◆ **Given task**
Write out exactly the lines running from the one that contains "Read all visible content and emit it as JSON." through the end of the material.

◆ **Material shown**
———
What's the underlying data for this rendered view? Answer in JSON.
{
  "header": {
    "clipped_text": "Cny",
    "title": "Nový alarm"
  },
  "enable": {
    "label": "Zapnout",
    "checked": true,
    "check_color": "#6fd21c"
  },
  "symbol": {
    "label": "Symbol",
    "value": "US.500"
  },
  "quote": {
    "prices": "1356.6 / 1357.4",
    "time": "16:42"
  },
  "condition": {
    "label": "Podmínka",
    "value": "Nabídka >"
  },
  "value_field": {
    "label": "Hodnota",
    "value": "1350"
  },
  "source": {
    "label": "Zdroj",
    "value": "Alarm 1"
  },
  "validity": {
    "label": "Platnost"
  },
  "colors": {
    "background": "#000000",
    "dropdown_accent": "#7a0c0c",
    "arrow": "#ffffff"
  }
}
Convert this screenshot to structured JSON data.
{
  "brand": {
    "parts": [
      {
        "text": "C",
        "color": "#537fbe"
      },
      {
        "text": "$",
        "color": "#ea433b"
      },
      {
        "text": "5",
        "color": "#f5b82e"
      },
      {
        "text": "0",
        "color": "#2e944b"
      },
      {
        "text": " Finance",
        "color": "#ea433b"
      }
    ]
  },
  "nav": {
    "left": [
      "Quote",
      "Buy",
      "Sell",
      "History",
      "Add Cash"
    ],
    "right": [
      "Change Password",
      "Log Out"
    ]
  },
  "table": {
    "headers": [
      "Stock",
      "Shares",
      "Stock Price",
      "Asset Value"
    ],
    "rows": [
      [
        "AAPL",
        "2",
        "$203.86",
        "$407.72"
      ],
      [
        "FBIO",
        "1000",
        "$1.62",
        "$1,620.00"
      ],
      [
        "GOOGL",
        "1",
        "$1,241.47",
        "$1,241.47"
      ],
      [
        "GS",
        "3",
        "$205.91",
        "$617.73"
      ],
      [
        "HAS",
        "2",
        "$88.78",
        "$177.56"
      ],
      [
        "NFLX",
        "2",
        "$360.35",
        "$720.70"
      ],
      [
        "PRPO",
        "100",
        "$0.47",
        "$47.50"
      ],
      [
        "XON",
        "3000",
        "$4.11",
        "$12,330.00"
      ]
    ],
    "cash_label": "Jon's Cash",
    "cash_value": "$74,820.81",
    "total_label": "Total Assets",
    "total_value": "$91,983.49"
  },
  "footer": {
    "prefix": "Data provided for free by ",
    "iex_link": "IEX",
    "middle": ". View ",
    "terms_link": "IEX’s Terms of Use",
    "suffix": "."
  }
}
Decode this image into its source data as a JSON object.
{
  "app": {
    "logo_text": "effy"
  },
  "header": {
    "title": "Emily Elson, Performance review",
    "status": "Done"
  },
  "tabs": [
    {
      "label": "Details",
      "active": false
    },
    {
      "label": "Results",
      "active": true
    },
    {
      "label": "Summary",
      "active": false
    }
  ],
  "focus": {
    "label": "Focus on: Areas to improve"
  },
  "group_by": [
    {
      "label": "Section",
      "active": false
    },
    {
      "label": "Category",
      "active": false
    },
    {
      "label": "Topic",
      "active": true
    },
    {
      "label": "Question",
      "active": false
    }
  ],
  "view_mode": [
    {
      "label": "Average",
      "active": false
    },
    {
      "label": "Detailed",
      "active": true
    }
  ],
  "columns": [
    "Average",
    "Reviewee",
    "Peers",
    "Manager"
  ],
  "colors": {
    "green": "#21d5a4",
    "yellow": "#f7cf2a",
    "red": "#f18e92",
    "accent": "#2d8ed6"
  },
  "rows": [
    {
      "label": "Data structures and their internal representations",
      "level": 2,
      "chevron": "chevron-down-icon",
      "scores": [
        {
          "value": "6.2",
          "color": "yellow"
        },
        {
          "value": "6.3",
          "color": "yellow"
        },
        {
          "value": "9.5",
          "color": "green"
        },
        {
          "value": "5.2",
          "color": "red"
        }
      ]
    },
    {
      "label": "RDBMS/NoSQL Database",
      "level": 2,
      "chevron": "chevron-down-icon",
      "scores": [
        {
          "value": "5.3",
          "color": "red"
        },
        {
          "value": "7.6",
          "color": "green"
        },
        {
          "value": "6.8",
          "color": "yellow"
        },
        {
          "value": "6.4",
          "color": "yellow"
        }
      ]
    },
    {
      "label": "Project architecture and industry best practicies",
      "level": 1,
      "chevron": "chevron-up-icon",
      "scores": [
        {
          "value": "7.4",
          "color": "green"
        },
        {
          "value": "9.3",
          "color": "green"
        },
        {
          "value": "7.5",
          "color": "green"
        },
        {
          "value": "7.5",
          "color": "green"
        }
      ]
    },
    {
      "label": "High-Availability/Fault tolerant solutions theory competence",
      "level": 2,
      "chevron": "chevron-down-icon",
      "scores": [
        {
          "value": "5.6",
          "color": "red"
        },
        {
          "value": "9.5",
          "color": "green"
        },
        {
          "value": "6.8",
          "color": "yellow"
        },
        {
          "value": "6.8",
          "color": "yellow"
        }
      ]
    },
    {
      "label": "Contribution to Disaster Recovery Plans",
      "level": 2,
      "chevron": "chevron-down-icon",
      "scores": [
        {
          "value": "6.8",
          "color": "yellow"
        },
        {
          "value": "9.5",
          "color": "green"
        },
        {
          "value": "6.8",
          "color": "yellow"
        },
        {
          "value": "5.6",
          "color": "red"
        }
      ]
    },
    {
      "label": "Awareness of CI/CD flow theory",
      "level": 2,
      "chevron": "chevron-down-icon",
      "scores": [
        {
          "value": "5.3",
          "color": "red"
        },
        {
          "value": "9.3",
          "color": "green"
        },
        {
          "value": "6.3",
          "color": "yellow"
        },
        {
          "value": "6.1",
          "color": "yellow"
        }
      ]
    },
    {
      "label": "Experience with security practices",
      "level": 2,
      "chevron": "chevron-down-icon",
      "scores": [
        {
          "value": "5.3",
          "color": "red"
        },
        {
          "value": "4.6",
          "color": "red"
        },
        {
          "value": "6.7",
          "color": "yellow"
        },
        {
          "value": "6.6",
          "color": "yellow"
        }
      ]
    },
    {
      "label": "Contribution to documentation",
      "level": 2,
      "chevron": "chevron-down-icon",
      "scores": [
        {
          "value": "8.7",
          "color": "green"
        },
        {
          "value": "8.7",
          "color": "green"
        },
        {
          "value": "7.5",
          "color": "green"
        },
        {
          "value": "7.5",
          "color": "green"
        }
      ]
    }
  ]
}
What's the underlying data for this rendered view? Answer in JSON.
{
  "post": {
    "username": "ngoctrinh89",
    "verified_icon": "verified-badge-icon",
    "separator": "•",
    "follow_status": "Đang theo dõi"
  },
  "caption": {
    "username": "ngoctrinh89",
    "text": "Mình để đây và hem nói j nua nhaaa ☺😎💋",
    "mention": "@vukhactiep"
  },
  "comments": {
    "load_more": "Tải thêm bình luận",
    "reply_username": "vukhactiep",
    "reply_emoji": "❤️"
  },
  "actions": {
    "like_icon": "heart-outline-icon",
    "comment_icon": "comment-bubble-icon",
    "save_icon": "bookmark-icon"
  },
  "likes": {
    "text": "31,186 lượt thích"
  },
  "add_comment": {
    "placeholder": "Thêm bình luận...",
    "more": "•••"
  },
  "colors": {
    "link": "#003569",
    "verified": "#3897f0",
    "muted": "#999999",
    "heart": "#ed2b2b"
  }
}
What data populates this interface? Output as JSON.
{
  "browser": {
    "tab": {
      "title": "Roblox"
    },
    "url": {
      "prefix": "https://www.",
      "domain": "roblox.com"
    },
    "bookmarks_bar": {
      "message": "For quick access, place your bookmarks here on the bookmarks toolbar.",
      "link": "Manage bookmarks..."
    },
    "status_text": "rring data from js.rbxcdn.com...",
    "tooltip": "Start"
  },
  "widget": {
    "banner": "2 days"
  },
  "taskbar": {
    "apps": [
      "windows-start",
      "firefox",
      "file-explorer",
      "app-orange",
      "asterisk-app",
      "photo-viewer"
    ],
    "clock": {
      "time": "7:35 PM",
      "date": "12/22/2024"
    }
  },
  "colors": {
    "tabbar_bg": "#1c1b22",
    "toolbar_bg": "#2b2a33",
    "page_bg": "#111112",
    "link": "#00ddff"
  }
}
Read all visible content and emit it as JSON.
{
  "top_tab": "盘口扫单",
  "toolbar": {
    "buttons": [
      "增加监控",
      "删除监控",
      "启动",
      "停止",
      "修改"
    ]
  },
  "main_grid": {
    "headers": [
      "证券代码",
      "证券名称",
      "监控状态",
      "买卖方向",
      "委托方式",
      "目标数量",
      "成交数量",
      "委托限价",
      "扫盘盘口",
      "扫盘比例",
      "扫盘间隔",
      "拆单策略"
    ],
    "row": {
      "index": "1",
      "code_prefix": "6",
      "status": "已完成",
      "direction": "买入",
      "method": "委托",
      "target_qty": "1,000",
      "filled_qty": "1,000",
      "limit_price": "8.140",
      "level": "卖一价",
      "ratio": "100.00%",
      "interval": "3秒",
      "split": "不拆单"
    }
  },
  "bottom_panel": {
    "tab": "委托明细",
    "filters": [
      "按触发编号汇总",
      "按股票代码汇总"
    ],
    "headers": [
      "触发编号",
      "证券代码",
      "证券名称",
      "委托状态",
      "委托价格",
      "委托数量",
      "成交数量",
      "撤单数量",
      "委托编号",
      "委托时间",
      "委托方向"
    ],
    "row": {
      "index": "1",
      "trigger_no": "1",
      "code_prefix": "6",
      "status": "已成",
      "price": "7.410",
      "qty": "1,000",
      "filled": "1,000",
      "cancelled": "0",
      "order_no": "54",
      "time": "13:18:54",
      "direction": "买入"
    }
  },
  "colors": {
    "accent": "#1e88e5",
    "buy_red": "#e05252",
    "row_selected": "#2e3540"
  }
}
———
◆ **Output for this exercise**
Read all visible content and emit it as JSON.
{
  "top_tab": "盘口扫单",
  "toolbar": {
    "buttons": [
      "增加监控",
      "删除监控",
      "启动",
      "停止",
      "修改"
    ]
  },
  "main_grid": {
    "headers": [
      "证券代码",
      "证券名称",
      "监控状态",
      "买卖方向",
      "委托方式",
      "目标数量",
      "成交数量",
      "委托限价",
      "扫盘盘口",
      "扫盘比例",
      "扫盘间隔",
      "拆单策略"
    ],
    "row": {
      "index": "1",
      "code_prefix": "6",
      "status": "已完成",
      "direction": "买入",
      "method": "委托",
      "target_qty": "1,000",
      "filled_qty": "1,000",
      "limit_price": "8.140",
      "level": "卖一价",
      "ratio": "100.00%",
      "interval": "3秒",
      "split": "不拆单"
    }
  },
  "bottom_panel": {
    "tab": "委托明细",
    "filters": [
      "按触发编号汇总",
      "按股票代码汇总"
    ],
    "headers": [
      "触发编号",
      "证券代码",
      "证券名称",
      "委托状态",
      "委托价格",
      "委托数量",
      "成交数量",
      "撤单数量",
      "委托编号",
      "委托时间",
      "委托方向"
    ],
    "row": {
      "index": "1",
      "trigger_no": "1",
      "code_prefix": "6",
      "status": "已成",
      "price": "7.410",
      "qty": "1,000",
      "filled": "1,000",
      "cancelled": "0",
      "order_no": "54",
      "time": "13:18:54",
      "direction": "买入"
    }
  },
  "colors": {
    "accent": "#1e88e5",
    "buy_red": "#e05252",
    "row_selected": "#2e3540"
  }
}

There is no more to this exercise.